*** MATERIAL SUPPLIED

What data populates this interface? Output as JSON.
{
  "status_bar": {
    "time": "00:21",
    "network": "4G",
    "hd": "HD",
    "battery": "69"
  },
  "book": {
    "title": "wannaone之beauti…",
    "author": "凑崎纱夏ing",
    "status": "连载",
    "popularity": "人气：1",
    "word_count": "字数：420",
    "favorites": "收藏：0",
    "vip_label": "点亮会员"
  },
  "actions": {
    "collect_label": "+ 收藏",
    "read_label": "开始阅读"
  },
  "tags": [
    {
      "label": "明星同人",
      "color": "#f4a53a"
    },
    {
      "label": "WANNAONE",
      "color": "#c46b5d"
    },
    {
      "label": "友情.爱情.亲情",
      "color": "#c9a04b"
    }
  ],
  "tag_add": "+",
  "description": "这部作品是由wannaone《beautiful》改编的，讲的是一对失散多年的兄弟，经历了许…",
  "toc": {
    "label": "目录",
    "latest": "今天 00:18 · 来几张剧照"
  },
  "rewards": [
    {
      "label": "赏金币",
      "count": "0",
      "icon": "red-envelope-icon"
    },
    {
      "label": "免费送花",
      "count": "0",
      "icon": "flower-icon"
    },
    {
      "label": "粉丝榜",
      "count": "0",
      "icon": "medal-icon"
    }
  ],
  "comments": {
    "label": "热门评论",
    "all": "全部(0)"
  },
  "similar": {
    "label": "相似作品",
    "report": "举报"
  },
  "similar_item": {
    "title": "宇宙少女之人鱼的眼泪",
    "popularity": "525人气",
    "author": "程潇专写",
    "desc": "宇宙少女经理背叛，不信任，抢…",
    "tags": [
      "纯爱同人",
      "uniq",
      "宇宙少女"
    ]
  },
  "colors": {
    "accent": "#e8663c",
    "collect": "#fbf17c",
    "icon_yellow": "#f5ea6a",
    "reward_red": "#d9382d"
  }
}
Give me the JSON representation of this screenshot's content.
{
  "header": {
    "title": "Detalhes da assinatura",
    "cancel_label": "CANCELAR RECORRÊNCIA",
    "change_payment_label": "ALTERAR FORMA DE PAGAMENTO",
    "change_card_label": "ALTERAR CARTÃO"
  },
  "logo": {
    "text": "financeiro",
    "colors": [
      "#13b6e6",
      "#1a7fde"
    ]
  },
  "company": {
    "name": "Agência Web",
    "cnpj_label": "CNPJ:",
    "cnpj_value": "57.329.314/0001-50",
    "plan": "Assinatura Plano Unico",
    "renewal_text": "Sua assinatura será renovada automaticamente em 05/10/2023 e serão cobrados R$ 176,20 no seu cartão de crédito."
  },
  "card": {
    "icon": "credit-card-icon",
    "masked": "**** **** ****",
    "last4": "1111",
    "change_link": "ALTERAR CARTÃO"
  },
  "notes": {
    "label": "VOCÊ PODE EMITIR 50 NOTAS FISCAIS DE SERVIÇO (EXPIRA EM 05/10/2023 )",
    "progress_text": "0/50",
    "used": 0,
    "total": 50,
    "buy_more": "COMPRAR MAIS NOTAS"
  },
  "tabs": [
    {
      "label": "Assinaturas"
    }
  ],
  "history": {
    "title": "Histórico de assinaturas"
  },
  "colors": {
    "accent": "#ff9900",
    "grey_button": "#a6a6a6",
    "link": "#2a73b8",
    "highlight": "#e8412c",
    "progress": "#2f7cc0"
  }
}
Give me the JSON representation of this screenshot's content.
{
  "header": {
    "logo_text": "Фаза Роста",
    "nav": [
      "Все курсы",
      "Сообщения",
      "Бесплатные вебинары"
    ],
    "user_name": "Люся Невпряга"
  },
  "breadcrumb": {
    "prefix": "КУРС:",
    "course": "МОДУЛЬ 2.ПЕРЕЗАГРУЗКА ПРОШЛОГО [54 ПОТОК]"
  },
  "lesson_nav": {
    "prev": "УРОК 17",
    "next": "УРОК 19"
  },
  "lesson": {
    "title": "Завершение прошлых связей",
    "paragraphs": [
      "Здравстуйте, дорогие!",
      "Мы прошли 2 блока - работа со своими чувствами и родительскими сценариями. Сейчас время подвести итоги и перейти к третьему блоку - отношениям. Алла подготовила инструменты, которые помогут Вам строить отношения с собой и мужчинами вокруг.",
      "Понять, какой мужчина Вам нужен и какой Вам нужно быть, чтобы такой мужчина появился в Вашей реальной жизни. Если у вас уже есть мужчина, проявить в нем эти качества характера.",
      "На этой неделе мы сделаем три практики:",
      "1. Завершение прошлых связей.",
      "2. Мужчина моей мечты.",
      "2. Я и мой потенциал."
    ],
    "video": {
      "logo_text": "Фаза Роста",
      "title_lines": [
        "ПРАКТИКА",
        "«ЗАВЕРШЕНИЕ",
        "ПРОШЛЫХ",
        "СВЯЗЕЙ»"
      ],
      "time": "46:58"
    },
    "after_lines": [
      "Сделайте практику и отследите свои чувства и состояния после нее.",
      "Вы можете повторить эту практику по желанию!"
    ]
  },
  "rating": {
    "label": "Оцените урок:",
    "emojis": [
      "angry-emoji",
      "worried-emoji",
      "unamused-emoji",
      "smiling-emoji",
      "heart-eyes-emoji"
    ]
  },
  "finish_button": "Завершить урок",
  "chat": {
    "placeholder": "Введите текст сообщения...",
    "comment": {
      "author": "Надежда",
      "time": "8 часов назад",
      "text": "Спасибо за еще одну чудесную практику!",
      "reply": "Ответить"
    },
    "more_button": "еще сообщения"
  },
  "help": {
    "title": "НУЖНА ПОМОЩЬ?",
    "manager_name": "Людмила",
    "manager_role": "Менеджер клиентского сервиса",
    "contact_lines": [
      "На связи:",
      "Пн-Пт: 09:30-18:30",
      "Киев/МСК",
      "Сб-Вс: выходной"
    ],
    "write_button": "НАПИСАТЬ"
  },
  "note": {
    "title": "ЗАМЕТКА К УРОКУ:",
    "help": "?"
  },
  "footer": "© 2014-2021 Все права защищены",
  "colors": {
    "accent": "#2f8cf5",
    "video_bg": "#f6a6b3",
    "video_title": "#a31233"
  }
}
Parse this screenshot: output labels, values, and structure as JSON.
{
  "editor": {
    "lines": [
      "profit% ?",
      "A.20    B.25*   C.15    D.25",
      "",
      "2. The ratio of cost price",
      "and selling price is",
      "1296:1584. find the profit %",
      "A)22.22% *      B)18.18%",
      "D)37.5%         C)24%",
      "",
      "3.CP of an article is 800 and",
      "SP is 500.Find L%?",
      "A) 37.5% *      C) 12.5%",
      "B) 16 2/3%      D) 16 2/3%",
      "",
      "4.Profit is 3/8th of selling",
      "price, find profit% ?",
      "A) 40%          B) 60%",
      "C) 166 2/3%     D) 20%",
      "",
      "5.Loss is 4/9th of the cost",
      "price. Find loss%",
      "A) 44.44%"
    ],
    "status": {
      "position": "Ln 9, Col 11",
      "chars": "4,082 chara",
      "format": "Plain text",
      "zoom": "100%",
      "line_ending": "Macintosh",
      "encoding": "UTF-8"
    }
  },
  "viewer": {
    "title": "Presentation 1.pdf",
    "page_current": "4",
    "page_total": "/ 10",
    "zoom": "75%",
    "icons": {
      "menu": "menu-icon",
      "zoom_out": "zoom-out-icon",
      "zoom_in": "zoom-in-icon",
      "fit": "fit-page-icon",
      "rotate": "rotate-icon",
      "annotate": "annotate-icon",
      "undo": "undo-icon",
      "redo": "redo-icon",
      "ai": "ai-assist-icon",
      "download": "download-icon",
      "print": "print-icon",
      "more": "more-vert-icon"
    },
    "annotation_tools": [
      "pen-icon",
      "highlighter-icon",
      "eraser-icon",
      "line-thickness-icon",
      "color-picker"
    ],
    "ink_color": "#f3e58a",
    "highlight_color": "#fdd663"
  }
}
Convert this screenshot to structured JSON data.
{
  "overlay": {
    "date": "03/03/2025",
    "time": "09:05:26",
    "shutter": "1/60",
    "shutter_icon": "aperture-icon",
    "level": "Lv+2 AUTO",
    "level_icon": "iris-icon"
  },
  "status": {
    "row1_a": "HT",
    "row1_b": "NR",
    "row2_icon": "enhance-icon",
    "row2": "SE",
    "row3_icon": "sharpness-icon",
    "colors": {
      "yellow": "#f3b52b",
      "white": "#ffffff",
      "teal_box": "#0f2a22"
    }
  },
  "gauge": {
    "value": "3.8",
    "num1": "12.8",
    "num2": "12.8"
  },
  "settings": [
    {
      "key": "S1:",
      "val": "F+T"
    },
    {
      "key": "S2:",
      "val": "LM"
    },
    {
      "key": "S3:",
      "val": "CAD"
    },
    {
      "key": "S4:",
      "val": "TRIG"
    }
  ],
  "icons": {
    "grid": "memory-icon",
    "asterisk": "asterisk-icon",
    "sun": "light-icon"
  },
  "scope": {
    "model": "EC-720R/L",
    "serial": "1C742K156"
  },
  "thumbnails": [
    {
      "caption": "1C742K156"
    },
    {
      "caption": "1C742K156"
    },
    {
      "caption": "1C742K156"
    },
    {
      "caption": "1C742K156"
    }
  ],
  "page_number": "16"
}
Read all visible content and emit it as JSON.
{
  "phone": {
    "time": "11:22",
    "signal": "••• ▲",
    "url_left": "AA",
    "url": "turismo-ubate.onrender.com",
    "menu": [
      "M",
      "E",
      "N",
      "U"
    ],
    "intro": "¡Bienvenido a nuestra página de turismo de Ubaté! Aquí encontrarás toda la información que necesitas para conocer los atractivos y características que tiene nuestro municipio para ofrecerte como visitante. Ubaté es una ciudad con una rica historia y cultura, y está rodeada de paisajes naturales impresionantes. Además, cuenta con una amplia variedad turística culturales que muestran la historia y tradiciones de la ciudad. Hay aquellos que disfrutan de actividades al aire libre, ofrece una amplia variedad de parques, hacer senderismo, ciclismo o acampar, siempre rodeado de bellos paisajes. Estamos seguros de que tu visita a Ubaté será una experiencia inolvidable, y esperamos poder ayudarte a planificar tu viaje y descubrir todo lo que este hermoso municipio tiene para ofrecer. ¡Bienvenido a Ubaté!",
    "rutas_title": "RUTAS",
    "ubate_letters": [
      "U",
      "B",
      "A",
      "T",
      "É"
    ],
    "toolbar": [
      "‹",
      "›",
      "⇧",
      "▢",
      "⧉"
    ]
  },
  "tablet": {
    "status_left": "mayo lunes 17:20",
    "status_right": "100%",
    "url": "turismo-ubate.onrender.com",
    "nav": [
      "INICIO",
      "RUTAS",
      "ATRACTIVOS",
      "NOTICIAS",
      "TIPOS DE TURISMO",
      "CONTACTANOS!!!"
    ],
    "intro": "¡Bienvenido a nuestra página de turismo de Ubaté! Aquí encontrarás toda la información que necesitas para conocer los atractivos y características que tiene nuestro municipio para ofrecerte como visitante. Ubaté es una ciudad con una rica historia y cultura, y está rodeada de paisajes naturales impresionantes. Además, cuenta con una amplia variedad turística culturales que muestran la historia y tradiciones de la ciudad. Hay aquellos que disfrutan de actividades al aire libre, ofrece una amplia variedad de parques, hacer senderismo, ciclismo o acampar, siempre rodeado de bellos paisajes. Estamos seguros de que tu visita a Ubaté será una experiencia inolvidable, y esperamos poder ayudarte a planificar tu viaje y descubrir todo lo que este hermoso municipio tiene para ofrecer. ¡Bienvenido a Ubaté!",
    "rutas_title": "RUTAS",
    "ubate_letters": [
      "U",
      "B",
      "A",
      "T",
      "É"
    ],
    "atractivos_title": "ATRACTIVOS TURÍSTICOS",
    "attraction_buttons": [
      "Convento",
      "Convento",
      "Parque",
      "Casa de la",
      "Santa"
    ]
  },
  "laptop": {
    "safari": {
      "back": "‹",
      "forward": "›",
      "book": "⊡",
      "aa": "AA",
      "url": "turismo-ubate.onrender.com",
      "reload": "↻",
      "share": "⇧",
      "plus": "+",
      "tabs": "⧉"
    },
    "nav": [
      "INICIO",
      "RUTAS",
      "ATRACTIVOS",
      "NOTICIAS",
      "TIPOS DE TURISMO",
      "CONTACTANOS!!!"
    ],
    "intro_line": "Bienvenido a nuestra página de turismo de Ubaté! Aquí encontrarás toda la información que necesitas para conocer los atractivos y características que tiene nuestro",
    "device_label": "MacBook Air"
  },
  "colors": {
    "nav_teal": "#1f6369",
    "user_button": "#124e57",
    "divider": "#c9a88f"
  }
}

******

WHAT IS NEEDED: Of the lines in the records, determine how many contain the word "cost", and report that number alone.

TASK RESPONSE: 2